**** SOURCE RECORDS ****
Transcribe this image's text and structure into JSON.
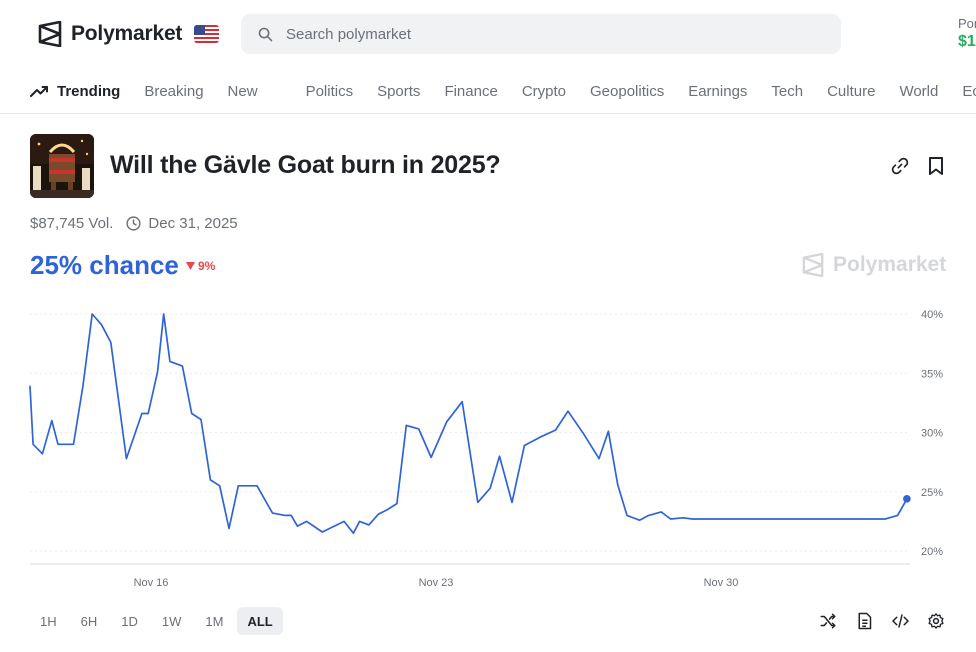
{
  "header": {
    "brand": "Polymarket",
    "search_placeholder": "Search polymarket",
    "portfolio_label": "Portfolio",
    "portfolio_value": "$1"
  },
  "nav": {
    "items": [
      {
        "label": "Trending",
        "active": true
      },
      {
        "label": "Breaking"
      },
      {
        "label": "New"
      },
      {
        "label": "Politics"
      },
      {
        "label": "Sports"
      },
      {
        "label": "Finance"
      },
      {
        "label": "Crypto"
      },
      {
        "label": "Geopolitics"
      },
      {
        "label": "Earnings"
      },
      {
        "label": "Tech"
      },
      {
        "label": "Culture"
      },
      {
        "label": "World"
      },
      {
        "label": "Economy"
      }
    ]
  },
  "market": {
    "title": "Will the Gävle Goat burn in 2025?",
    "volume": "$87,745 Vol.",
    "end_date": "Dec 31, 2025",
    "chance": "25% chance",
    "change": "9%",
    "watermark": "Polymarket"
  },
  "colors": {
    "accent": "#2f63d8",
    "negative": "#e5484d",
    "positive": "#27ae60"
  },
  "chart_data": {
    "type": "line",
    "x_tick_labels": [
      "Nov 16",
      "Nov 23",
      "Nov 30"
    ],
    "y_tick_labels": [
      "40%",
      "35%",
      "30%",
      "25%",
      "20%"
    ],
    "ylim": [
      20,
      40
    ],
    "x_range_days": [
      0,
      28.3
    ],
    "grid": true,
    "series": [
      {
        "x": [
          0,
          0.1,
          0.4,
          0.7,
          0.9,
          1.1,
          1.4,
          1.7,
          2.0,
          2.3,
          2.6,
          3.1,
          3.6,
          3.8,
          4.1,
          4.3,
          4.5,
          4.9,
          5.2,
          5.5,
          5.8,
          6.1,
          6.4,
          6.7,
          7.0,
          7.3,
          7.8,
          8.2,
          8.4,
          8.6,
          8.9,
          9.4,
          10.1,
          10.4,
          10.6,
          10.9,
          11.2,
          11.5,
          11.8,
          12.1,
          12.5,
          12.9,
          13.4,
          13.9,
          14.4,
          14.8,
          15.1,
          15.5,
          15.9,
          16.4,
          16.9,
          17.3,
          17.8,
          18.3,
          18.6,
          18.9,
          19.2,
          19.6,
          19.9,
          20.3,
          20.6,
          21.0,
          21.3,
          21.6,
          21.9,
          22.2,
          22.5,
          22.8,
          23.1,
          23.4,
          23.8,
          24.1,
          24.4,
          24.6,
          24.9,
          25.2,
          25.5,
          25.7,
          26.0,
          26.3,
          26.7,
          27.1,
          27.5,
          27.9,
          28.2
        ],
        "y": [
          33.9,
          29.0,
          28.2,
          31.0,
          29.0,
          29.0,
          29.0,
          33.9,
          40.0,
          39.1,
          37.6,
          27.8,
          31.6,
          31.6,
          35.1,
          40.0,
          36.0,
          35.6,
          31.6,
          31.1,
          26.0,
          25.5,
          21.9,
          25.5,
          25.5,
          25.5,
          23.2,
          23.0,
          23.0,
          22.1,
          22.5,
          21.6,
          22.5,
          21.5,
          22.5,
          22.2,
          23.1,
          23.5,
          24.0,
          30.6,
          30.3,
          27.9,
          30.9,
          32.6,
          24.1,
          25.3,
          28.0,
          24.1,
          28.9,
          29.6,
          30.2,
          31.8,
          29.9,
          27.8,
          30.1,
          25.6,
          23.0,
          22.6,
          23.0,
          23.3,
          22.7,
          22.8,
          22.7,
          22.7,
          22.7,
          22.7,
          22.7,
          22.7,
          22.7,
          22.7,
          22.7,
          22.7,
          22.7,
          22.7,
          22.7,
          22.7,
          22.7,
          22.7,
          22.7,
          22.7,
          22.7,
          22.7,
          22.7,
          23.0,
          24.4
        ]
      }
    ]
  },
  "controls": {
    "ranges": [
      "1H",
      "6H",
      "1D",
      "1W",
      "1M",
      "ALL"
    ],
    "active_range": "ALL"
  }
}
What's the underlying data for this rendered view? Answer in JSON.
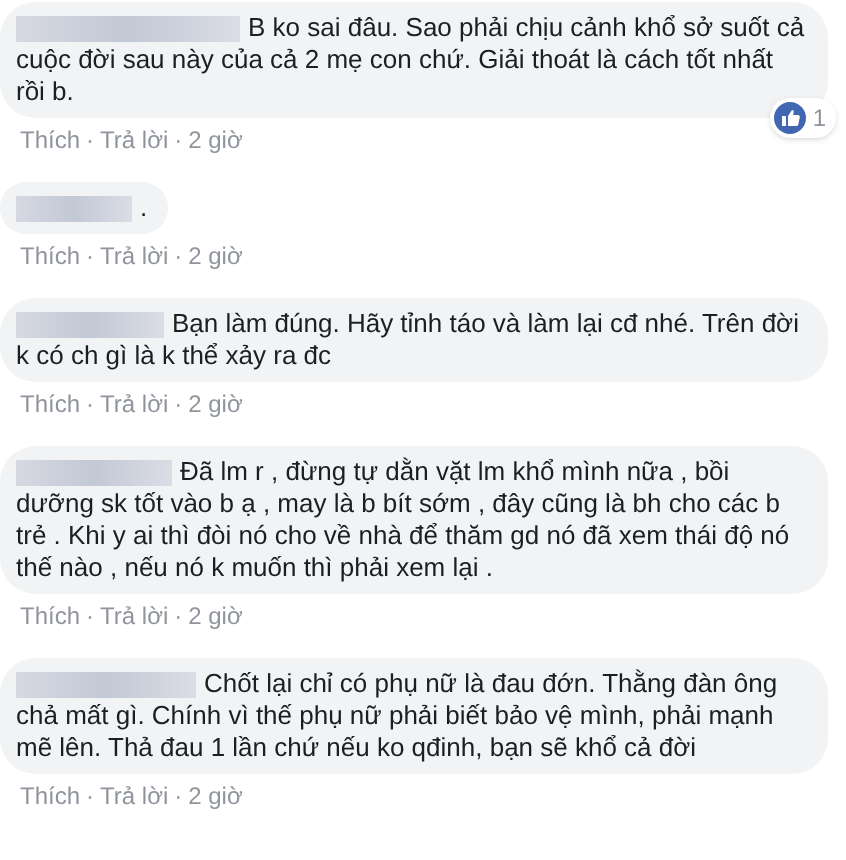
{
  "comments": [
    {
      "text": "B ko sai đâu. Sao phải chịu cảnh khổ sở suốt cả cuộc đời sau này của cả 2 mẹ con chứ. Giải thoát là cách tốt nhất rồi b.",
      "reaction_count": "1",
      "footer": [
        {
          "kind": "link",
          "text": "Thích"
        },
        {
          "kind": "sep",
          "text": "·"
        },
        {
          "kind": "link",
          "text": "Trả lời"
        },
        {
          "kind": "sep",
          "text": "·"
        },
        {
          "kind": "time",
          "text": "2 giờ"
        }
      ]
    },
    {
      "text": ".",
      "footer": [
        {
          "kind": "link",
          "text": "Thích"
        },
        {
          "kind": "sep",
          "text": "·"
        },
        {
          "kind": "link",
          "text": "Trả lời"
        },
        {
          "kind": "sep",
          "text": "·"
        },
        {
          "kind": "time",
          "text": "2 giờ"
        }
      ]
    },
    {
      "text": "Bạn làm đúng. Hãy tỉnh táo và làm lại cđ nhé. Trên đời k có ch gì là k thể xảy ra đc",
      "footer": [
        {
          "kind": "link",
          "text": "Thích"
        },
        {
          "kind": "sep",
          "text": "·"
        },
        {
          "kind": "link",
          "text": "Trả lời"
        },
        {
          "kind": "sep",
          "text": "·"
        },
        {
          "kind": "time",
          "text": "2 giờ"
        }
      ]
    },
    {
      "text": "Đã lm r , đừng tự dằn vặt lm khổ mình nữa , bồi dưỡng sk tốt vào b ạ , may là b bít sớm , đây cũng là bh cho các b trẻ . Khi y ai thì đòi nó cho về nhà để thăm gd nó đã xem thái độ nó thế nào , nếu nó k muốn thì phải xem lại .",
      "footer": [
        {
          "kind": "link",
          "text": "Thích"
        },
        {
          "kind": "sep",
          "text": "·"
        },
        {
          "kind": "link",
          "text": "Trả lời"
        },
        {
          "kind": "sep",
          "text": "·"
        },
        {
          "kind": "time",
          "text": "2 giờ"
        }
      ]
    },
    {
      "text": "Chốt lại chỉ có phụ nữ là đau đớn. Thằng đàn ông chả mất gì. Chính vì thế phụ nữ phải biết bảo vệ mình, phải mạnh mẽ lên. Thả đau 1 lần chứ nếu ko qđinh, bạn sẽ khổ cả đời",
      "footer": [
        {
          "kind": "link",
          "text": "Thích"
        },
        {
          "kind": "sep",
          "text": "·"
        },
        {
          "kind": "link",
          "text": "Trả lời"
        },
        {
          "kind": "sep",
          "text": "·"
        },
        {
          "kind": "time",
          "text": "2 giờ"
        }
      ]
    }
  ]
}
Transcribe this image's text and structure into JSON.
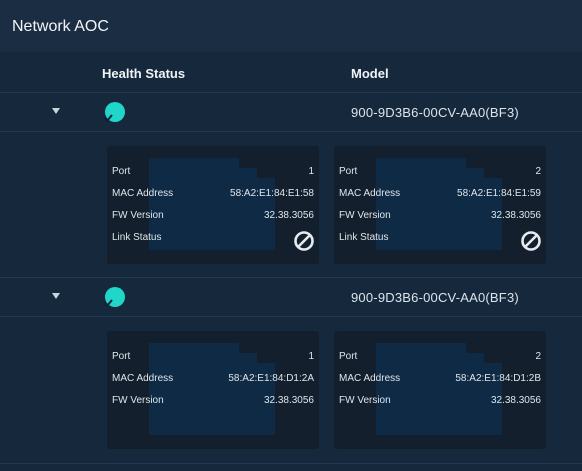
{
  "header": {
    "title": "Network AOC"
  },
  "columns": {
    "health": "Health Status",
    "model": "Model"
  },
  "rows": [
    {
      "model": "900-9D3B6-00CV-AA0(BF3)",
      "health": "ok-check-icon",
      "cards": [
        {
          "port_label": "Port",
          "port": "1",
          "mac_label": "MAC Address",
          "mac": "58:A2:E1:84:E1:58",
          "fw_label": "FW Version",
          "fw": "32.38.3056",
          "link_label": "Link Status",
          "link_icon": "no-link-icon"
        },
        {
          "port_label": "Port",
          "port": "2",
          "mac_label": "MAC Address",
          "mac": "58:A2:E1:84:E1:59",
          "fw_label": "FW Version",
          "fw": "32.38.3056",
          "link_label": "Link Status",
          "link_icon": "no-link-icon"
        }
      ]
    },
    {
      "model": "900-9D3B6-00CV-AA0(BF3)",
      "health": "ok-check-icon",
      "cards": [
        {
          "port_label": "Port",
          "port": "1",
          "mac_label": "MAC Address",
          "mac": "58:A2:E1:84:D1:2A",
          "fw_label": "FW Version",
          "fw": "32.38.3056"
        },
        {
          "port_label": "Port",
          "port": "2",
          "mac_label": "MAC Address",
          "mac": "58:A2:E1:84:D1:2B",
          "fw_label": "FW Version",
          "fw": "32.38.3056"
        }
      ]
    }
  ],
  "colors": {
    "background": "#16283c",
    "card": "#131f2c",
    "port_shape": "#0f2a45",
    "health_ok": "#1fd6c8"
  }
}
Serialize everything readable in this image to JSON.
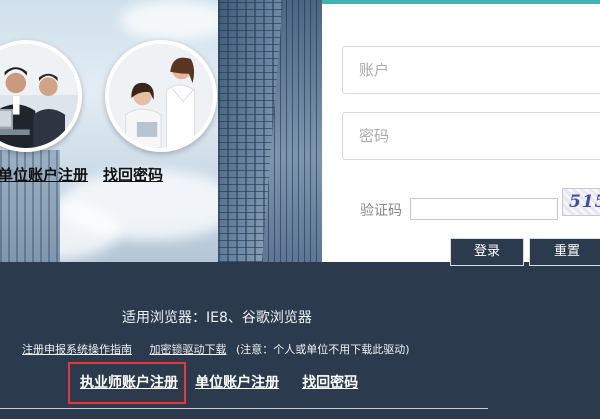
{
  "hero": {
    "unit_register_link": "单位账户注册",
    "recover_password_link": "找回密码"
  },
  "login": {
    "account_placeholder": "账户",
    "password_placeholder": "密码",
    "captcha_label": "验证码",
    "captcha_text": "5154",
    "login_button": "登录",
    "reset_button": "重置",
    "accent_color": "#3fb5b3"
  },
  "footer": {
    "browser_note": "适用浏览器：IE8、谷歌浏览器",
    "guide_link": "注册申报系统操作指南",
    "driver_link": "加密锁驱动下载",
    "driver_note": "(注意：个人或单位不用下载此驱动)",
    "practitioner_register_link": "执业师账户注册",
    "unit_register_link": "单位账户注册",
    "recover_password_link": "找回密码",
    "highlight_color": "#e53935",
    "background_color": "#2b3a4c"
  }
}
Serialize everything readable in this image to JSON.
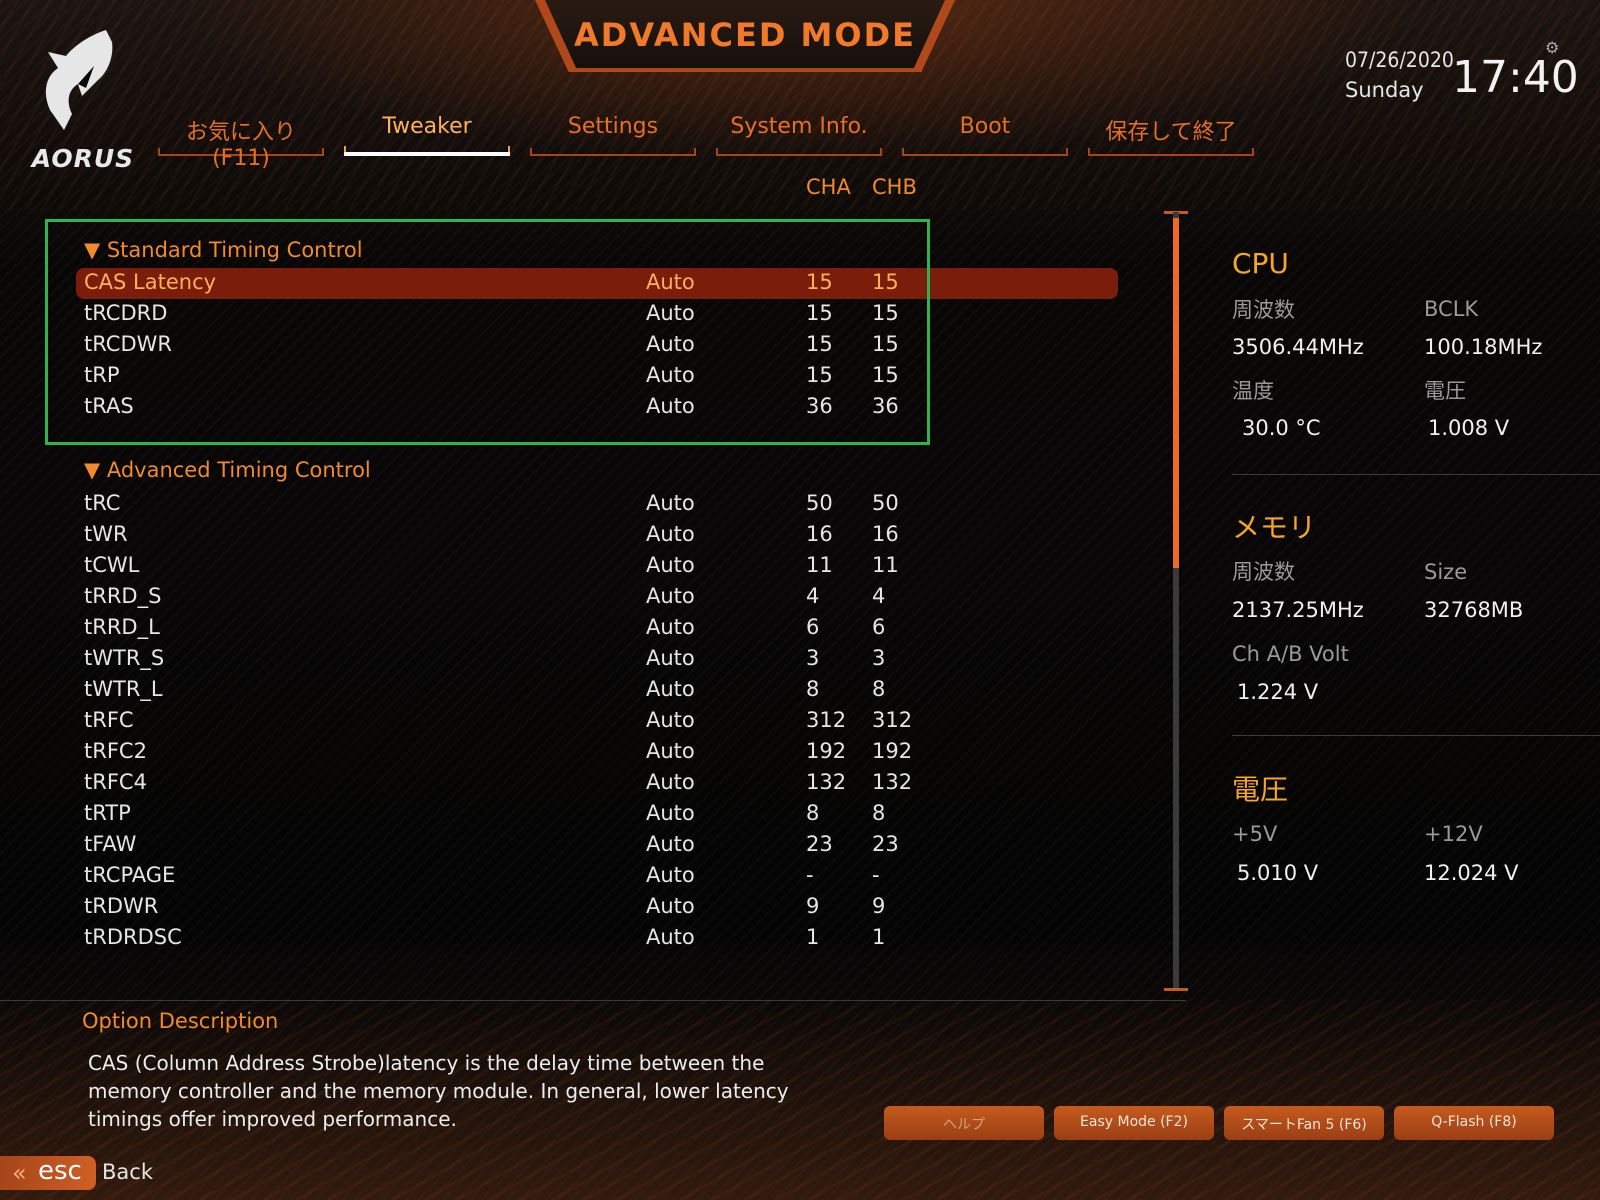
****
Select and copy each line from the data that includes the word "title".

    "title": "Will the Gävle Goat burn in 2025?",
    "title": "Network AOC"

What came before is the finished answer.